● Data for this task
╭──
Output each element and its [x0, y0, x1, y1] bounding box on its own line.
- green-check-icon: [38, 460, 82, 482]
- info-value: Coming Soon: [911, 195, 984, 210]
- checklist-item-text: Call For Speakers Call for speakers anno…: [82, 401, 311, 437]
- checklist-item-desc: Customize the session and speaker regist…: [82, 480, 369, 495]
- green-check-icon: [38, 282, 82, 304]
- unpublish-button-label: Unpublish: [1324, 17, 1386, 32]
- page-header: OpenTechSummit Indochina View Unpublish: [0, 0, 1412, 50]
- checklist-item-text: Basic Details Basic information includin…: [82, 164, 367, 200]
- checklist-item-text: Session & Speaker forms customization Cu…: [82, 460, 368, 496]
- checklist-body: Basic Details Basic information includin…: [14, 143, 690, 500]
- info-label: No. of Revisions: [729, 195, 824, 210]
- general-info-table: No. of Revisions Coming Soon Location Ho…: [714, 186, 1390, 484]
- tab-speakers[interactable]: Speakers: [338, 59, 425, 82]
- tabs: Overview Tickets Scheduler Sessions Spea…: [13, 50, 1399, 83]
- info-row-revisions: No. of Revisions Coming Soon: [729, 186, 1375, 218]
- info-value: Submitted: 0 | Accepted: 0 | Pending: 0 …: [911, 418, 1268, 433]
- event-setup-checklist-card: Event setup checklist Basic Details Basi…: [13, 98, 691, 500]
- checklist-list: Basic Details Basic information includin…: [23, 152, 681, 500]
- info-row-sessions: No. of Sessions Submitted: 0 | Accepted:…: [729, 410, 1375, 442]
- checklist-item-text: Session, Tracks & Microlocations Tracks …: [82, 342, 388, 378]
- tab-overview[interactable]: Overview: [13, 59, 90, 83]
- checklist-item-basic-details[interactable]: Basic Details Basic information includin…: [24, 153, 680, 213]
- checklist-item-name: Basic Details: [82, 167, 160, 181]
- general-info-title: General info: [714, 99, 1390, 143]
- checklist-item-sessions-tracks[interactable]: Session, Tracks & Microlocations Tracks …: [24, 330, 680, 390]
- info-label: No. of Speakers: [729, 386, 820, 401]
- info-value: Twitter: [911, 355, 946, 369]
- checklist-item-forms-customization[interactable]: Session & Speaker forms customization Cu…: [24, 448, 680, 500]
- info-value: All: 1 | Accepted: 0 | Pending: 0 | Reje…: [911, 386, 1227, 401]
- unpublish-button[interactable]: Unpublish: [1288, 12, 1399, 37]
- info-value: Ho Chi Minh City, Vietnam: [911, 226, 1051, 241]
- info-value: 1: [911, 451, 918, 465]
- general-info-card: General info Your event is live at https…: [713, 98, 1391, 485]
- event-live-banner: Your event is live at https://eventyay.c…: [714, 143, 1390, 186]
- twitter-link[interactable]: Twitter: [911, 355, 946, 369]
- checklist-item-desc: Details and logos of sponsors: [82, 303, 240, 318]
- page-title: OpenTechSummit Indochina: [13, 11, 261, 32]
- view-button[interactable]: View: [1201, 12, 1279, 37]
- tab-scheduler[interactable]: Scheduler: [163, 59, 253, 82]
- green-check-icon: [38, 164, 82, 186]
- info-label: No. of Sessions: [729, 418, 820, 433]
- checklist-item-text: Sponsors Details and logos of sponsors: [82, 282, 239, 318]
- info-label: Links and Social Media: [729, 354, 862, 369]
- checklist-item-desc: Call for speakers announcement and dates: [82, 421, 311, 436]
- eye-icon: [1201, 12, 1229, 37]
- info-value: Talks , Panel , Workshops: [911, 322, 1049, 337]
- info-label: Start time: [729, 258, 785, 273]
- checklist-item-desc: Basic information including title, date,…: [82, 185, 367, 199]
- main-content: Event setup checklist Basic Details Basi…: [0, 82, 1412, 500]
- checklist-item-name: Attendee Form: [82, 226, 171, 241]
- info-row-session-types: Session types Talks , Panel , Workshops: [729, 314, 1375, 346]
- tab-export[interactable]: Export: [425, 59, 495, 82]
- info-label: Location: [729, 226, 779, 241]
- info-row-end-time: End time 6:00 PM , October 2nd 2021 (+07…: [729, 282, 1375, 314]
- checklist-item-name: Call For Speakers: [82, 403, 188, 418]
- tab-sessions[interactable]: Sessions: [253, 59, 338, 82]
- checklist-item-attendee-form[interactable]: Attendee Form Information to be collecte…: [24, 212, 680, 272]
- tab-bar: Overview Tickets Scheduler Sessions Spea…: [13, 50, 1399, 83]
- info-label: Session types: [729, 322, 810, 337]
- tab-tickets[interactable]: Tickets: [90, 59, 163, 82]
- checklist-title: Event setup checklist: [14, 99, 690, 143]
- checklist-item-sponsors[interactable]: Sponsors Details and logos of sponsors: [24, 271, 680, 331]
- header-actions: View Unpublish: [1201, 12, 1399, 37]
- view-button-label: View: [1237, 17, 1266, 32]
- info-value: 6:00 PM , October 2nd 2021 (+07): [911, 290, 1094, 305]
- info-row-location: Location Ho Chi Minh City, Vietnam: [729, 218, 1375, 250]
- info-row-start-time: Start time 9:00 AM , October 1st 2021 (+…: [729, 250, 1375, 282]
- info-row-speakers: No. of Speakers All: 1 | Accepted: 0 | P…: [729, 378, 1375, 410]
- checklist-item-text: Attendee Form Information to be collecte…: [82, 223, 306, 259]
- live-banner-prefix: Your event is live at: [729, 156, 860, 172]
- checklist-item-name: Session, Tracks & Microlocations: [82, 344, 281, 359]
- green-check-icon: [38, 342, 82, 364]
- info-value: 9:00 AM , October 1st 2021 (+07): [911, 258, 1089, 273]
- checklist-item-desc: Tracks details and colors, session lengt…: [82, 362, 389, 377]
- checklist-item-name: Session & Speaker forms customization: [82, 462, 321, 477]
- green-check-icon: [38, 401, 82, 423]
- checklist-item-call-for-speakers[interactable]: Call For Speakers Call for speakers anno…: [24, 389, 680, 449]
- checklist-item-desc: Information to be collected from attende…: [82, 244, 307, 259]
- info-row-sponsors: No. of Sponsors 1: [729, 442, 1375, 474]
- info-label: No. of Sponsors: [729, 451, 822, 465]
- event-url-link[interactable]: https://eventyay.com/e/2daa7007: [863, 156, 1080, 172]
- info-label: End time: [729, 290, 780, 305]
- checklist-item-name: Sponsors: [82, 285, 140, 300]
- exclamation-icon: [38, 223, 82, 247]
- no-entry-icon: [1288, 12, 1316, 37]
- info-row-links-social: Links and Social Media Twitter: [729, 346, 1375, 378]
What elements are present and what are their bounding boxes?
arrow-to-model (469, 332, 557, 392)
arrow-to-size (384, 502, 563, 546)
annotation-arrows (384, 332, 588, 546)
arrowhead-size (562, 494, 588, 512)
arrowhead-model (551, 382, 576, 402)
╰──
● What is needed
Can you repeat the listing word for word, from its first line up to and including the line that contains "- info-label: No. of Speakers: [729, 386, 820, 401]"?

● Final result
Output each element and its [x0, y0, x1, y1] bounding box on its own line.
- green-check-icon: [38, 460, 82, 482]
- info-value: Coming Soon: [911, 195, 984, 210]
- checklist-item-text: Call For Speakers Call for speakers anno…: [82, 401, 311, 437]
- checklist-item-desc: Customize the session and speaker regist…: [82, 480, 369, 495]
- green-check-icon: [38, 282, 82, 304]
- unpublish-button-label: Unpublish: [1324, 17, 1386, 32]
- page-header: OpenTechSummit Indochina View Unpublish: [0, 0, 1412, 50]
- checklist-item-text: Basic Details Basic information includin…: [82, 164, 367, 200]
- checklist-item-text: Session & Speaker forms customization Cu…: [82, 460, 368, 496]
- checklist-body: Basic Details Basic information includin…: [14, 143, 690, 500]
- info-label: No. of Revisions: [729, 195, 824, 210]
- general-info-table: No. of Revisions Coming Soon Location Ho…: [714, 186, 1390, 484]
- tab-speakers[interactable]: Speakers: [338, 59, 425, 82]
- tabs: Overview Tickets Scheduler Sessions Spea…: [13, 50, 1399, 83]
- info-row-revisions: No. of Revisions Coming Soon: [729, 186, 1375, 218]
- info-value: Submitted: 0 | Accepted: 0 | Pending: 0 …: [911, 418, 1268, 433]
- event-setup-checklist-card: Event setup checklist Basic Details Basi…: [13, 98, 691, 500]
- checklist-list: Basic Details Basic information includin…: [23, 152, 681, 500]
- info-row-sessions: No. of Sessions Submitted: 0 | Accepted:…: [729, 410, 1375, 442]
- checklist-item-text: Session, Tracks & Microlocations Tracks …: [82, 342, 388, 378]
- tab-overview[interactable]: Overview: [13, 59, 90, 83]
- checklist-item-basic-details[interactable]: Basic Details Basic information includin…: [24, 153, 680, 213]
- checklist-item-name: Basic Details: [82, 167, 160, 181]
- general-info-title: General info: [714, 99, 1390, 143]
- checklist-item-sessions-tracks[interactable]: Session, Tracks & Microlocations Tracks …: [24, 330, 680, 390]
- info-label: No. of Speakers: [729, 386, 820, 401]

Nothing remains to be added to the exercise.